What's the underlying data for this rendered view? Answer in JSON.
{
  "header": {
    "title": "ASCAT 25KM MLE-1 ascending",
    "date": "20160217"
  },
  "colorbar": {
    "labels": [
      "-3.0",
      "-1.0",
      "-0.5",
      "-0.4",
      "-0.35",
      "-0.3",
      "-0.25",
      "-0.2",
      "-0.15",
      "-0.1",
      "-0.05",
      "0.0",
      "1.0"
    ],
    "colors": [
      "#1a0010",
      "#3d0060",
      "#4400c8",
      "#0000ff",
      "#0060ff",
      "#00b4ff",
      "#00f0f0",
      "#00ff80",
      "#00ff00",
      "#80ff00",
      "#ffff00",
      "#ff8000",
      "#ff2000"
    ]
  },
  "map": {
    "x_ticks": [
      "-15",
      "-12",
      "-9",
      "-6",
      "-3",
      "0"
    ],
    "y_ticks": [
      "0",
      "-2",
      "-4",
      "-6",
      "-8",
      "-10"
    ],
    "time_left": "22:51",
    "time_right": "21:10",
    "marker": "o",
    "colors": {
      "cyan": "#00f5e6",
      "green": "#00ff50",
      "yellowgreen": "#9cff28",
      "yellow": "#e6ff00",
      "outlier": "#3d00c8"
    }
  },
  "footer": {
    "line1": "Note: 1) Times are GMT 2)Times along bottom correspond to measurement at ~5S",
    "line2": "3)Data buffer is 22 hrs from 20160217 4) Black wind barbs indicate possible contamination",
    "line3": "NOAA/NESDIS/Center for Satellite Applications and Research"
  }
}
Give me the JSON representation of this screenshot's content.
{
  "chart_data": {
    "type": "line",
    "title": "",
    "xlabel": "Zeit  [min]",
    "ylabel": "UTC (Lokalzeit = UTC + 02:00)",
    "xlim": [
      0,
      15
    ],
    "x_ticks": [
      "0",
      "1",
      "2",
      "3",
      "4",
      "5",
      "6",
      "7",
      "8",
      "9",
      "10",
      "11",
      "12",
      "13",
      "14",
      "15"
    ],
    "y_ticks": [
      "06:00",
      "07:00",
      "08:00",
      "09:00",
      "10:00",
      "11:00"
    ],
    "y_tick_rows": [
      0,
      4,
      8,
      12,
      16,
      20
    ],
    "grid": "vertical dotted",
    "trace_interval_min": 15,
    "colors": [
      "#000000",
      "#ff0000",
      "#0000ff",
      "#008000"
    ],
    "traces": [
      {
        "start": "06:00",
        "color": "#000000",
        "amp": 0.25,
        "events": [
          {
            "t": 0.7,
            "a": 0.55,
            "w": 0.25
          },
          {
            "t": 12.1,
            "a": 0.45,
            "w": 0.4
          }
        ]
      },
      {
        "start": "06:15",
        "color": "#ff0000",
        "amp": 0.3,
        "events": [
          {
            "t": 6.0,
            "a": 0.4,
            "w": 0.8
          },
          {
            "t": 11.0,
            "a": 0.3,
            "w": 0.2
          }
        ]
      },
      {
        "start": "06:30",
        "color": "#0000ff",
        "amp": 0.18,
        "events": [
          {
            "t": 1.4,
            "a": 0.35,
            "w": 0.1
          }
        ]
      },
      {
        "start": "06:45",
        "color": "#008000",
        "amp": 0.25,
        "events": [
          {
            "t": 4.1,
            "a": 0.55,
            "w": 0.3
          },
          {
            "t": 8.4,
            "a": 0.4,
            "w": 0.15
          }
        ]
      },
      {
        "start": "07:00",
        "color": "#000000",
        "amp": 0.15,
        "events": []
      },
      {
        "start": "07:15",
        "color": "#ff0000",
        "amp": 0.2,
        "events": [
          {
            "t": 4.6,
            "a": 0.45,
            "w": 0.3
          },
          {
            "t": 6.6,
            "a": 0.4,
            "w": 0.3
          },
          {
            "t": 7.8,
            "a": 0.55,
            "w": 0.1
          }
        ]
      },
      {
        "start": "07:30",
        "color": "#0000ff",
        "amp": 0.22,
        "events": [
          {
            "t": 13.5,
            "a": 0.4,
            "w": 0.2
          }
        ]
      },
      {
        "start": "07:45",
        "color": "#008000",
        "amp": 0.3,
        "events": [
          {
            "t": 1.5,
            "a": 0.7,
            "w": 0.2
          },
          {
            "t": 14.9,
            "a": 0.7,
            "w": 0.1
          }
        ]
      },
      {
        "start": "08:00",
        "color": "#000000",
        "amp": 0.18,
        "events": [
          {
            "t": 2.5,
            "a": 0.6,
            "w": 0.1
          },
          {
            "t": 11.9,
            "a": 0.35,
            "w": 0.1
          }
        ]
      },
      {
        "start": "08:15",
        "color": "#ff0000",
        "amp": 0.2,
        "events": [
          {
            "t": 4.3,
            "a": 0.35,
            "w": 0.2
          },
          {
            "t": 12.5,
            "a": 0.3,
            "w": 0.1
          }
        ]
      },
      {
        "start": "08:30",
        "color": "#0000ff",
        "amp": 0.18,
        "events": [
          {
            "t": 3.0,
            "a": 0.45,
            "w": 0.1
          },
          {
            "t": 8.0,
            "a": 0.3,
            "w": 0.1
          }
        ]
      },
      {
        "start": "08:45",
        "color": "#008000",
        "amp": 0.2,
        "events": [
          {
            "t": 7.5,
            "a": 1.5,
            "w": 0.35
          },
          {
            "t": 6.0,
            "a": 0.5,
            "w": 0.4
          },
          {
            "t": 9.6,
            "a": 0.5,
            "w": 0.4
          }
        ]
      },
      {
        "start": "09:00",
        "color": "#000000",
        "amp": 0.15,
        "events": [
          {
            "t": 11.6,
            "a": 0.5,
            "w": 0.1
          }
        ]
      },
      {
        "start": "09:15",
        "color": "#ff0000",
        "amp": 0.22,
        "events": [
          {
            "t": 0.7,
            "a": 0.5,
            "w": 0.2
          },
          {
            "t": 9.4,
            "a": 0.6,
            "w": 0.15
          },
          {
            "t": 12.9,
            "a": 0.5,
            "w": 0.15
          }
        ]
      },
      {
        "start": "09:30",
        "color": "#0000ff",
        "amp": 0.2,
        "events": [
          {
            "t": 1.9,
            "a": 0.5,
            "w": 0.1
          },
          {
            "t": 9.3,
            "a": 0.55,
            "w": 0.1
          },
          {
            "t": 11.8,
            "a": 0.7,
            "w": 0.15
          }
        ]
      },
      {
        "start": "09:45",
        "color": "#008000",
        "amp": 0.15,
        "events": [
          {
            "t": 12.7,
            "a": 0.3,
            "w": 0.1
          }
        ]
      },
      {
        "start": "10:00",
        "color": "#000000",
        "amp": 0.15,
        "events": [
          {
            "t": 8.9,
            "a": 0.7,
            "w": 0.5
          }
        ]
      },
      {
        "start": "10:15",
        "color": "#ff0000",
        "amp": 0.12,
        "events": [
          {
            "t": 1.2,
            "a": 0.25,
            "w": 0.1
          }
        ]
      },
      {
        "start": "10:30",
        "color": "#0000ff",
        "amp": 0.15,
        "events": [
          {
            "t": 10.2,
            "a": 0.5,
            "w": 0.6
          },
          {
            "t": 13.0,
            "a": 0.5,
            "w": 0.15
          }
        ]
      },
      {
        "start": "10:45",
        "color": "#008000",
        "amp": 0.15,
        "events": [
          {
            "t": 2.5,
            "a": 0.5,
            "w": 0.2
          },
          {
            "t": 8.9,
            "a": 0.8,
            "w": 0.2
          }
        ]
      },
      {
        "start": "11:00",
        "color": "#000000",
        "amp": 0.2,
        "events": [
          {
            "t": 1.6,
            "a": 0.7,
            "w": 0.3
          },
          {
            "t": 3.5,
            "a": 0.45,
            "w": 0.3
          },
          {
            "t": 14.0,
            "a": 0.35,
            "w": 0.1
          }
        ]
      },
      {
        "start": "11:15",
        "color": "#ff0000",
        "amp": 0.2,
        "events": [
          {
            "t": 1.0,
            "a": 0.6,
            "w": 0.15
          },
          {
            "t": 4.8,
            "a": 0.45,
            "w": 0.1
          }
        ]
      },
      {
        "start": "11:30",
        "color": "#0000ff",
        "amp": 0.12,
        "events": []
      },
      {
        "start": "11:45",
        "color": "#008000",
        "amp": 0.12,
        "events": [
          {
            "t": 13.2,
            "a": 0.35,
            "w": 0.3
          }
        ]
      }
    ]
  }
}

+--

Work to complete:
Using the listing, copy every line where the word "JSON" shows up.

Solution for this problem:
What's the underlying data for this rendered view? Answer in JSON.
Give me the JSON representation of this screenshot's content.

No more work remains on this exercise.